DIRECTION A
In the records, take the part that opens with the line containing "- number-field[interactable]: 0.000: [145, 446, 212, 466]" and closes with the line containing "- number-field[interactable]: 0.450: [145, 402, 212, 422]", and arrange those lines as a numbered list, leaving out any blank lines.

Levitans' allocation of space is not unusual but I will point it out. Artists try to allocate their lights and darks in paintings into an artistic, but unequal balance. Levitan has given 2/3 of the space to his lights and 1/3 to the darks. The same area covered by both would have made a static design. He has then accented those darks with some small lights. The darks and the lights are arrayed into two large and clearly unequal portions rather than scattered all over the canvas.




Here is our painting again, unaltered. I wanted to point out something about the color. Note Levitans depiction of the light. Rather than getting his light effect from radically different values, although his lights are a slightly higher value,  he does it through color temperature shifts. His shadows are cool and his lights are warm. I suspect he did this to avoid chopping up his landmass with too many differing values and preventing it from being read as a single large shape. That and it looks cool. The whole painting is keyed higher ( painted in a lighter value scheme) than a typical academic landscape of the preceding era, also an adaptation of impressionist methods by Levitan.

He holds back his darks for accents within his shadows, like in the overturned boat in the foreground. That gives a luminosity and the appearance of soft luminescence to his shadow areas. Those dark accents decrease in size as they fall away from the foreground and into the distance.

DIRECTION B
According to the passage on Levitan's painting, what share of the space did Levitan give to the lights and what share to the darks?

DATA FOR THE TASK
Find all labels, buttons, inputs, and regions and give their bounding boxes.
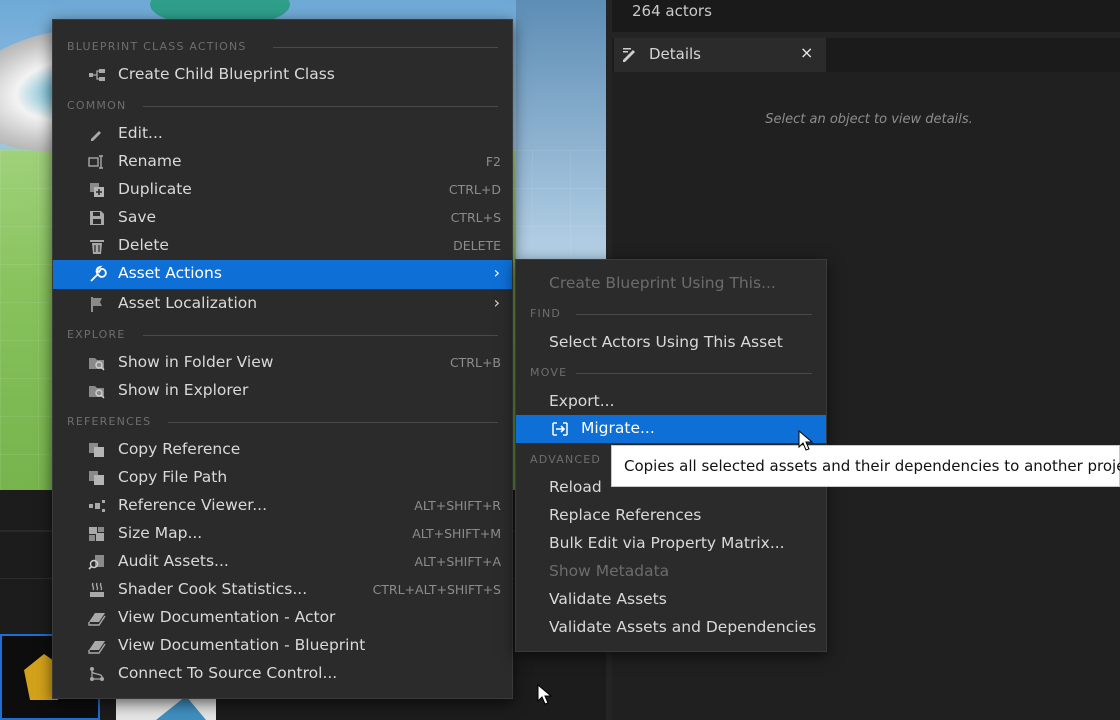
audit-icon bbox=[87, 553, 107, 571]
menu-item-reference-viewer[interactable]: Reference Viewer... ALT+SHIFT+R bbox=[53, 492, 512, 520]
section-common: COMMON bbox=[53, 95, 512, 115]
close-icon[interactable]: × bbox=[800, 43, 813, 62]
menu-item-save[interactable]: Save CTRL+S bbox=[53, 204, 512, 232]
menu-item-select-actors-using-asset[interactable]: Select Actors Using This Asset bbox=[516, 329, 826, 357]
menu-item-delete[interactable]: Delete DELETE bbox=[53, 232, 512, 260]
section-blueprint-class-actions: BLUEPRINT CLASS ACTIONS bbox=[53, 36, 512, 56]
menu-item-asset-actions[interactable]: Asset Actions › bbox=[53, 260, 512, 289]
mouse-cursor-icon bbox=[798, 430, 814, 451]
menu-item-bulk-edit[interactable]: Bulk Edit via Property Matrix... bbox=[516, 530, 826, 558]
section-move: MOVE bbox=[516, 362, 826, 382]
menu-item-rename[interactable]: Rename F2 bbox=[53, 148, 512, 176]
details-pencil-icon bbox=[620, 45, 640, 65]
folder-search-icon bbox=[87, 382, 107, 400]
source-control-icon bbox=[87, 665, 107, 683]
tooltip-text: Copies all selected assets and their dep… bbox=[624, 457, 1120, 475]
chevron-right-icon: › bbox=[493, 263, 500, 282]
menu-item-size-map[interactable]: Size Map... ALT+SHIFT+M bbox=[53, 520, 512, 548]
menu-item-replace-references[interactable]: Replace References bbox=[516, 502, 826, 530]
menu-item-show-in-folder-view[interactable]: Show in Folder View CTRL+B bbox=[53, 349, 512, 377]
menu-item-show-metadata: Show Metadata bbox=[549, 562, 670, 580]
menu-item-show-in-explorer[interactable]: Show in Explorer bbox=[53, 377, 512, 405]
migrate-tooltip: Copies all selected assets and their dep… bbox=[611, 445, 1120, 487]
menu-item-edit[interactable]: Edit... bbox=[53, 120, 512, 148]
menu-item-shader-cook-statistics[interactable]: Shader Cook Statistics... CTRL+ALT+SHIFT… bbox=[53, 576, 512, 604]
migrate-icon bbox=[550, 420, 570, 438]
book-icon bbox=[87, 637, 107, 655]
book-icon bbox=[87, 609, 107, 627]
section-references: REFERENCES bbox=[53, 411, 512, 431]
menu-item-validate-assets-dependencies[interactable]: Validate Assets and Dependencies bbox=[516, 614, 826, 642]
menu-item-audit-assets[interactable]: Audit Assets... ALT+SHIFT+A bbox=[53, 548, 512, 576]
menu-item-copy-file-path[interactable]: Copy File Path bbox=[53, 464, 512, 492]
menu-item-connect-source-control[interactable]: Connect To Source Control... bbox=[53, 660, 512, 688]
copy-icon bbox=[87, 441, 107, 459]
menu-item-migrate[interactable]: Migrate... bbox=[516, 415, 826, 443]
menu-item-create-child-blueprint[interactable]: Create Child Blueprint Class bbox=[53, 61, 512, 89]
chevron-right-icon: › bbox=[493, 293, 500, 312]
actors-count: 264 actors bbox=[632, 2, 712, 20]
menu-item-duplicate[interactable]: Duplicate CTRL+D bbox=[53, 176, 512, 204]
copy-icon bbox=[87, 469, 107, 487]
menu-item-asset-localization[interactable]: Asset Localization › bbox=[53, 290, 512, 318]
menu-item-create-blueprint-using-this: Create Blueprint Using This... bbox=[549, 274, 776, 292]
rename-icon bbox=[87, 153, 107, 171]
blueprint-child-icon bbox=[87, 66, 107, 84]
flag-icon bbox=[87, 295, 107, 313]
details-empty-message: Select an object to view details. bbox=[765, 112, 973, 127]
folder-search-icon bbox=[87, 354, 107, 372]
graph-icon bbox=[87, 497, 107, 515]
save-icon bbox=[87, 209, 107, 227]
details-tab-label: Details bbox=[649, 45, 702, 63]
section-find: FIND bbox=[516, 303, 826, 323]
section-explore: EXPLORE bbox=[53, 324, 512, 344]
size-map-icon bbox=[87, 525, 107, 543]
menu-item-view-documentation-blueprint[interactable]: View Documentation - Blueprint bbox=[53, 632, 512, 660]
tab-details[interactable]: Details × bbox=[614, 38, 826, 72]
pencil-icon bbox=[87, 125, 107, 143]
mouse-cursor-icon bbox=[537, 684, 553, 705]
menu-item-validate-assets[interactable]: Validate Assets bbox=[516, 586, 826, 614]
wrench-icon bbox=[87, 265, 107, 283]
duplicate-icon bbox=[87, 181, 107, 199]
asset-context-menu: BLUEPRINT CLASS ACTIONS Create Child Blu… bbox=[52, 19, 513, 699]
trash-icon bbox=[87, 237, 107, 255]
shader-icon bbox=[87, 581, 107, 599]
menu-item-view-documentation-actor[interactable]: View Documentation - Actor bbox=[53, 604, 512, 632]
menu-item-copy-reference[interactable]: Copy Reference bbox=[53, 436, 512, 464]
menu-item-export[interactable]: Export... bbox=[516, 388, 826, 416]
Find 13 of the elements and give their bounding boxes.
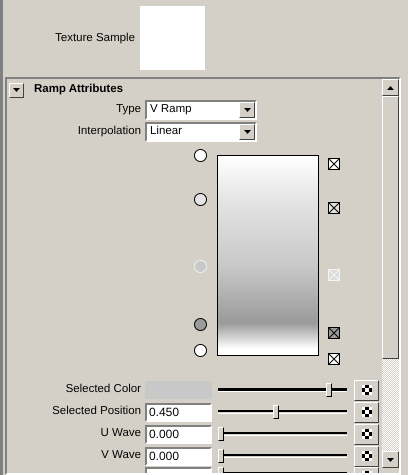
- number-field[interactable]: 0.000: [145, 446, 212, 466]
- field-label: Selected Color: [64, 383, 142, 397]
- number-field[interactable]: 0.000: [145, 424, 212, 444]
- section-title: Ramp Attributes: [34, 83, 124, 97]
- field-label: Selected Position: [51, 405, 142, 419]
- number-field[interactable]: 0.450: [145, 402, 212, 422]
- field-label: Type: [115, 103, 142, 117]
- dropdown[interactable]: Linear: [145, 122, 257, 142]
- field-label: Interpolation: [76, 125, 142, 139]
- dropdown[interactable]: V Ramp: [145, 100, 257, 120]
- field-label: V Wave: [100, 449, 142, 463]
- field-label: U Wave: [100, 427, 142, 441]
- texture-sample-label: Texture Sample: [54, 32, 136, 46]
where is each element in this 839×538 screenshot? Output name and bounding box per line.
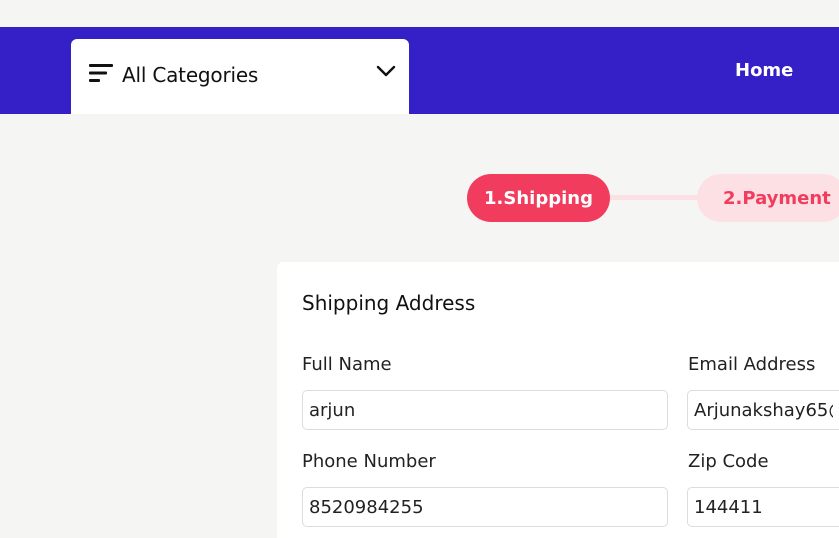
categories-label: All Categories (122, 63, 259, 87)
phone-label: Phone Number (302, 451, 436, 472)
form-title: Shipping Address (302, 291, 476, 315)
chevron-down-icon (376, 65, 396, 77)
menu-lines-icon (89, 64, 113, 82)
top-strip (0, 0, 839, 27)
step-connector (608, 195, 708, 200)
full-name-input[interactable] (302, 390, 668, 430)
email-label: Email Address (688, 354, 816, 375)
full-name-label: Full Name (302, 354, 392, 375)
nav-link-home[interactable]: Home (735, 60, 793, 81)
step-shipping[interactable]: 1.Shipping (467, 174, 610, 222)
zip-label: Zip Code (688, 451, 769, 472)
email-input[interactable] (687, 390, 839, 430)
zip-input[interactable] (687, 487, 839, 527)
phone-input[interactable] (302, 487, 668, 527)
shipping-form-card: Shipping Address Full Name Email Address… (277, 262, 839, 538)
categories-dropdown[interactable]: All Categories (71, 39, 409, 114)
step-payment[interactable]: 2.Payment (697, 174, 839, 222)
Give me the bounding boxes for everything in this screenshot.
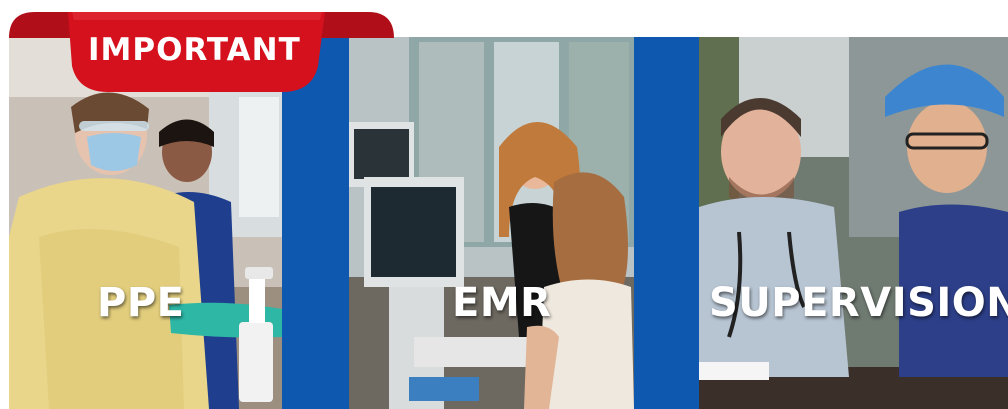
supervision-photo-panel: SUPERVISION [699, 37, 1008, 409]
important-text: IMPORTANT [88, 32, 301, 68]
ppe-label: PPE [97, 280, 185, 326]
blue-divider-right [634, 37, 699, 409]
important-banner: IMPORTANT [0, 0, 395, 100]
supervision-label: SUPERVISION [709, 280, 1008, 326]
emr-label: EMR [452, 280, 552, 326]
supervision-photo [699, 37, 1008, 409]
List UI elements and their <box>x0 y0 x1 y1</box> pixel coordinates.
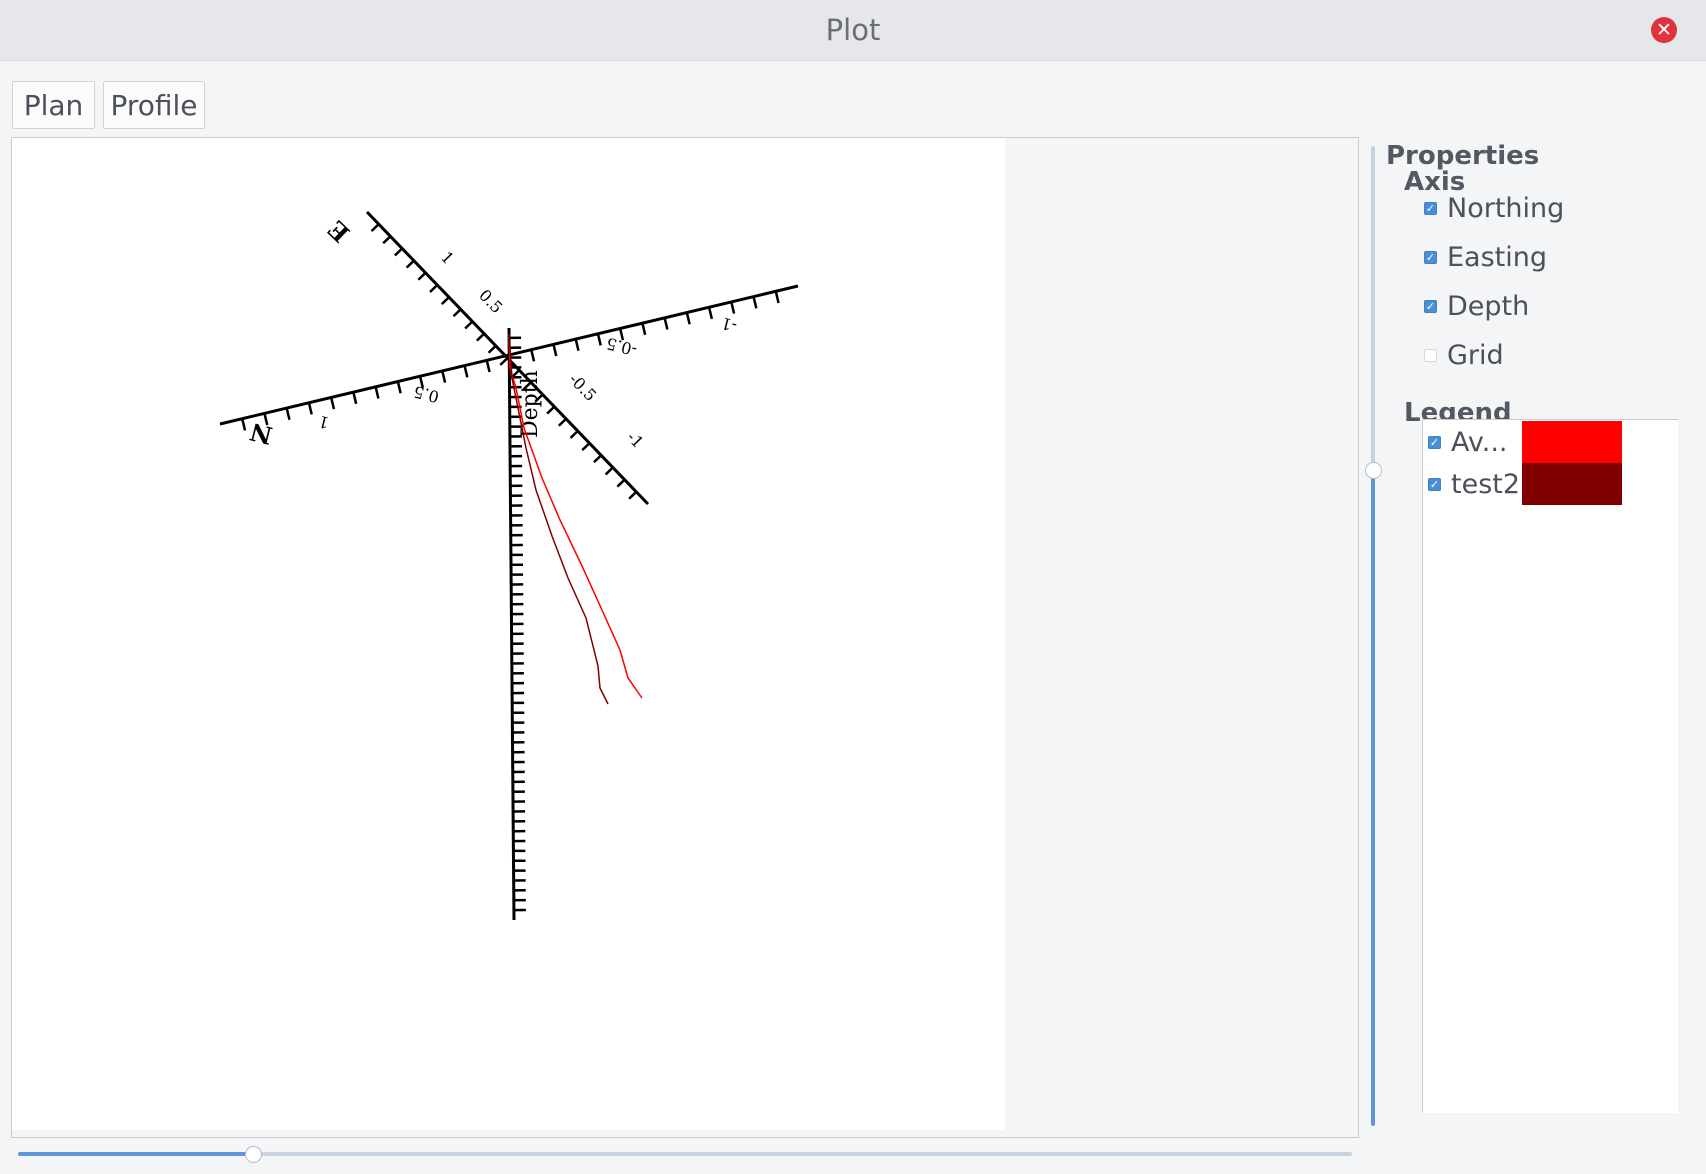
vertical-slider-handle[interactable] <box>1365 462 1382 479</box>
horizontal-slider-fill <box>18 1152 253 1156</box>
legend-list <box>1422 419 1678 1113</box>
easting-tick <box>394 247 403 257</box>
3d-axes-plot: 1 0.5 -0.5 -1 1 0.5 -0.5 -1 E N Depth <box>219 210 799 921</box>
easting-tick-label-1: 1 <box>437 248 458 269</box>
northing-tick <box>329 397 336 410</box>
northing-tick <box>463 365 469 378</box>
legend-item-label: test2 <box>1451 468 1521 500</box>
northing-tick-label-0.5: 0.5 <box>412 382 441 407</box>
tab-plan[interactable]: Plan <box>12 81 95 129</box>
northing-tick <box>574 338 580 352</box>
tab-profile[interactable]: Profile <box>103 81 205 129</box>
northing-tick-label-1: 1 <box>316 412 330 433</box>
axis-option-label: Grid <box>1447 339 1504 371</box>
northing-tick-label-neg0.5: -0.5 <box>604 334 639 360</box>
northing-tick <box>285 407 291 421</box>
horizontal-slider-handle[interactable] <box>245 1146 262 1163</box>
axis-option-depth[interactable]: ✓ Depth <box>1424 289 1529 323</box>
easting-tick-label-neg0.5: -0.5 <box>565 370 600 405</box>
northing-tick <box>663 317 669 330</box>
legend-item-av[interactable]: ✓ Av... <box>1428 421 1508 463</box>
axis-option-label: Easting <box>1447 241 1548 273</box>
axis-option-easting[interactable]: ✓ Easting <box>1424 240 1547 274</box>
axis-option-label: Depth <box>1447 290 1530 322</box>
easting-tick-label-neg1: -1 <box>623 428 647 452</box>
northing-tick-label-neg1: -1 <box>719 313 739 335</box>
easting-tick <box>476 332 485 342</box>
easting-axis-label: E <box>322 215 355 249</box>
easting-tick <box>616 478 626 488</box>
northing-tick <box>530 349 536 362</box>
easting-tick <box>487 344 497 354</box>
northing-tick <box>707 306 714 320</box>
easting-tick <box>382 235 392 245</box>
checkbox-checked-icon[interactable]: ✓ <box>1424 299 1437 313</box>
easting-tick <box>593 454 603 464</box>
easting-tick <box>440 296 450 306</box>
easting-tick <box>569 430 579 439</box>
easting-tick <box>628 490 638 500</box>
easting-tick <box>581 442 591 452</box>
checkbox-checked-icon[interactable]: ✓ <box>1424 201 1437 215</box>
checkbox-checked-icon[interactable]: ✓ <box>1428 435 1441 449</box>
easting-tick <box>499 357 509 366</box>
easting-tick <box>417 271 427 281</box>
northing-tick <box>485 360 491 373</box>
northing-tick <box>441 370 447 383</box>
easting-tick-label-0.5: 0.5 <box>475 286 506 318</box>
window-title: Plot <box>825 13 881 47</box>
northing-tick <box>396 381 402 394</box>
easting-tick <box>405 259 415 269</box>
legend-item-test2[interactable]: ✓ test2 <box>1428 463 1520 505</box>
legend-swatch-av[interactable] <box>1522 421 1622 463</box>
northing-tick <box>374 386 380 399</box>
northing-tick <box>641 322 647 336</box>
easting-axis-ticks <box>370 223 638 500</box>
checkbox-checked-icon[interactable]: ✓ <box>1428 477 1441 491</box>
plot-canvas[interactable]: 1 0.5 -0.5 -1 1 0.5 -0.5 -1 E N Depth <box>12 138 1005 1130</box>
legend-item-label: Av... <box>1451 426 1508 458</box>
easting-tick <box>429 284 439 293</box>
checkbox-unchecked-icon[interactable] <box>1424 348 1437 362</box>
northing-tick <box>774 291 780 304</box>
axis-option-northing[interactable]: ✓ Northing <box>1424 191 1564 225</box>
northing-tick <box>730 301 736 314</box>
northing-tick <box>307 402 313 415</box>
northing-tick <box>752 296 758 309</box>
checkbox-checked-icon[interactable]: ✓ <box>1424 250 1437 264</box>
easting-tick <box>464 320 474 330</box>
northing-axis-label: N <box>247 417 275 450</box>
northing-tick <box>685 312 691 325</box>
easting-tick <box>370 223 380 233</box>
close-icon[interactable]: ✕ <box>1651 17 1677 43</box>
vertical-slider-fill <box>1371 469 1375 1126</box>
easting-tick <box>557 417 567 427</box>
axis-option-grid[interactable]: Grid <box>1424 338 1504 372</box>
easting-tick <box>546 405 556 415</box>
easting-tick <box>604 466 614 476</box>
axis-option-label: Northing <box>1447 192 1565 224</box>
northing-tick <box>596 333 602 346</box>
northing-tick <box>241 418 247 431</box>
northing-tick <box>352 391 358 405</box>
easting-tick <box>452 308 462 318</box>
legend-swatch-test2[interactable] <box>1522 463 1622 505</box>
northing-tick <box>552 344 558 357</box>
title-bar: Plot ✕ <box>0 0 1706 61</box>
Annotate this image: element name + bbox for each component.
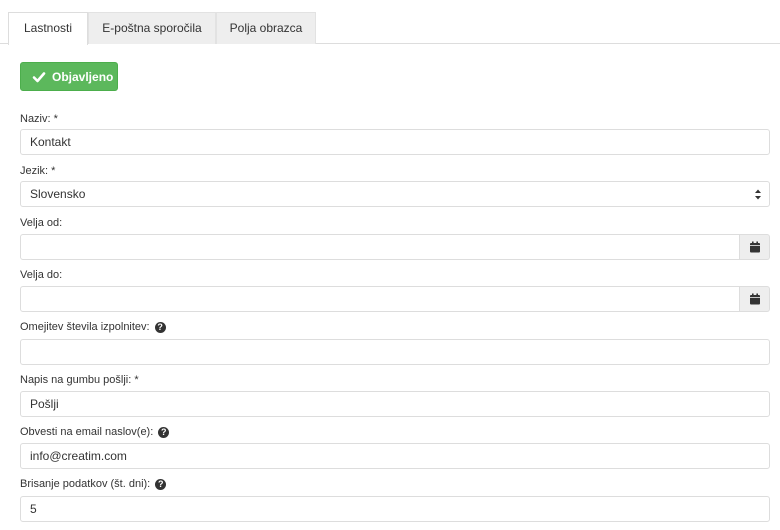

WRITTEN RESPONSE A
1. - number-field[interactable]: 0.000: [145, 446, 212, 466]
2. - field-label: Selected Color: [64, 383, 142, 397]
3. - number-field[interactable]: 0.000: [145, 424, 212, 444]
4. - section-title: Ramp Attributes: [34, 83, 124, 97]
5. - field-label: Selected Position: [51, 405, 142, 419]
6. - number-field[interactable]: 0.450: [145, 402, 212, 422]

WRITTEN RESPONSE B
Two-thirds to the lights and one-third to the darks.